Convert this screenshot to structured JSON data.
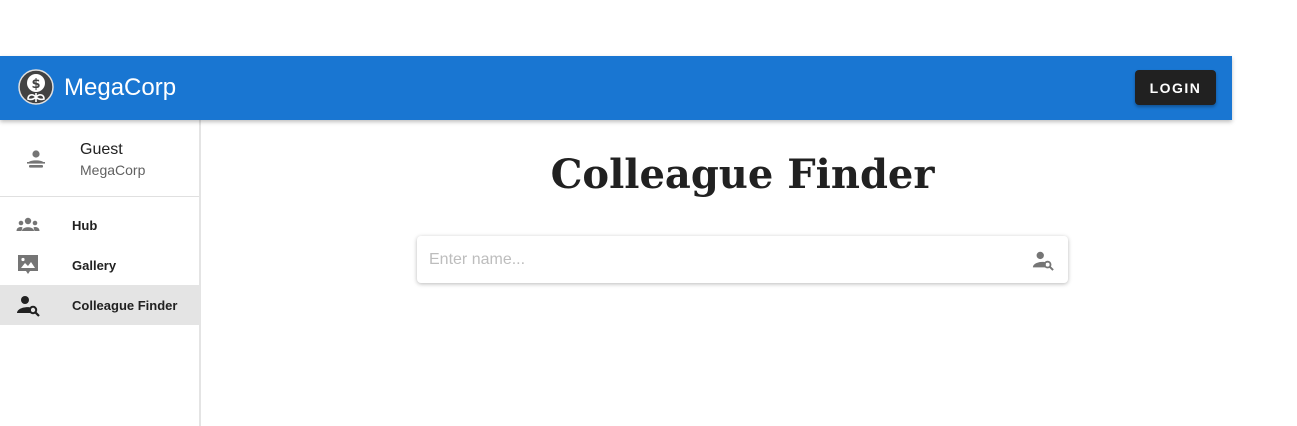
{
  "header": {
    "brand": "MegaCorp",
    "login_label": "LOGIN",
    "logo_icon": "money-plant-icon",
    "bar_color": "#1976d2"
  },
  "sidebar": {
    "user": {
      "name": "Guest",
      "org": "MegaCorp",
      "avatar_icon": "person-icon"
    },
    "items": [
      {
        "label": "Hub",
        "icon": "group-icon",
        "active": false
      },
      {
        "label": "Gallery",
        "icon": "photo-chat-icon",
        "active": false
      },
      {
        "label": "Colleague Finder",
        "icon": "person-search-icon",
        "active": true
      }
    ]
  },
  "main": {
    "title": "Colleague Finder",
    "search": {
      "placeholder": "Enter name...",
      "value": "",
      "icon": "person-search-icon"
    }
  }
}
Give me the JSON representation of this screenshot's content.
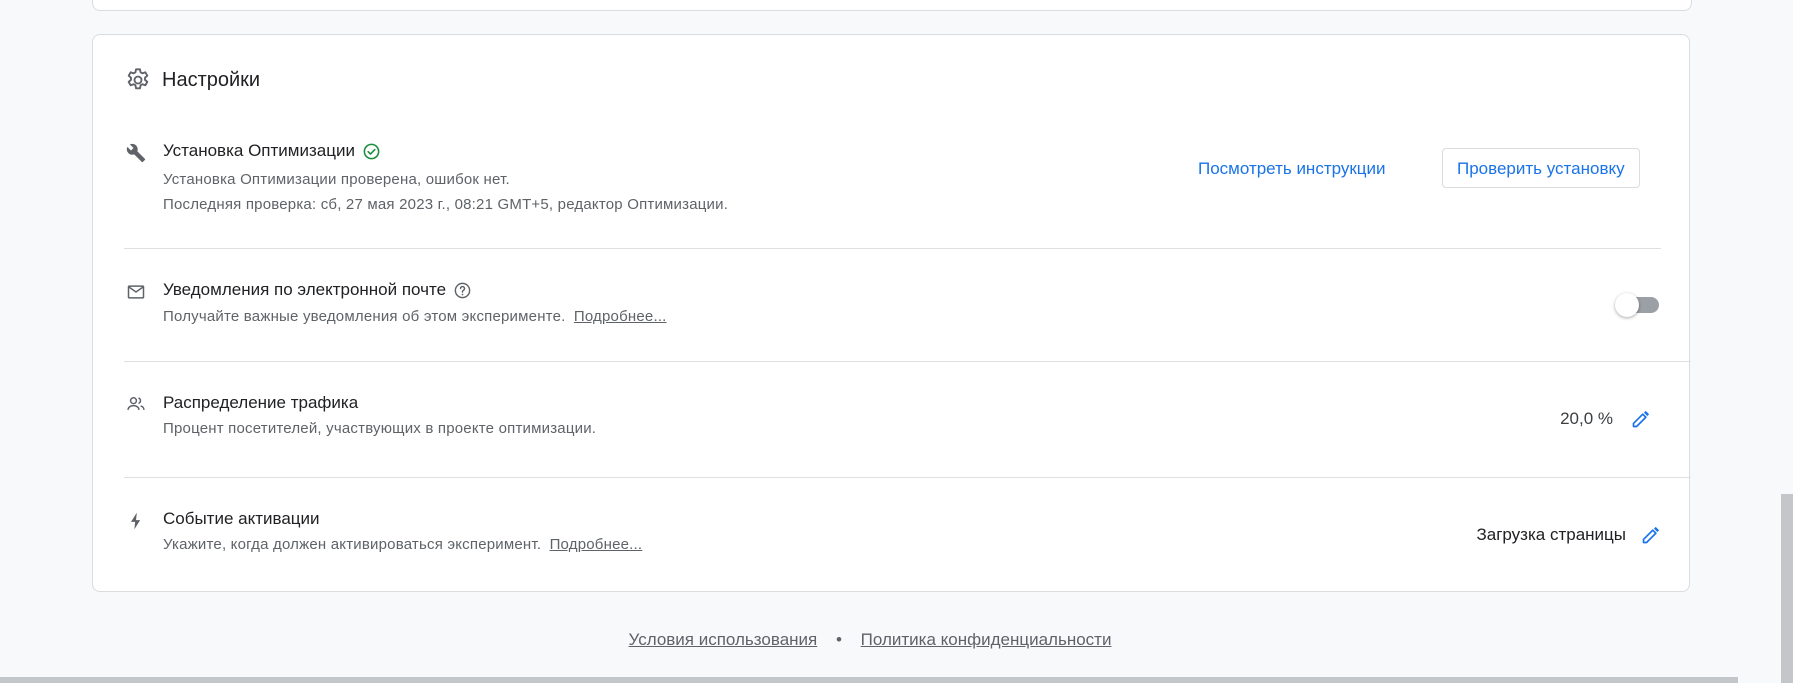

• Required task: Write out the records above once more, word for word, with no pictures.

• Result:
Convert this screenshot to structured JSON data.
{
  "header": {
    "brand": "MegaCorp",
    "login_label": "LOGIN",
    "logo_icon": "money-plant-icon",
    "bar_color": "#1976d2"
  },
  "sidebar": {
    "user": {
      "name": "Guest",
      "org": "MegaCorp",
      "avatar_icon": "person-icon"
    },
    "items": [
      {
        "label": "Hub",
        "icon": "group-icon",
        "active": false
      },
      {
        "label": "Gallery",
        "icon": "photo-chat-icon",
        "active": false
      },
      {
        "label": "Colleague Finder",
        "icon": "person-search-icon",
        "active": true
      }
    ]
  },
  "main": {
    "title": "Colleague Finder",
    "search": {
      "placeholder": "Enter name...",
      "value": "",
      "icon": "person-search-icon"
    }
  }
}
Give me the JSON representation of this screenshot's content.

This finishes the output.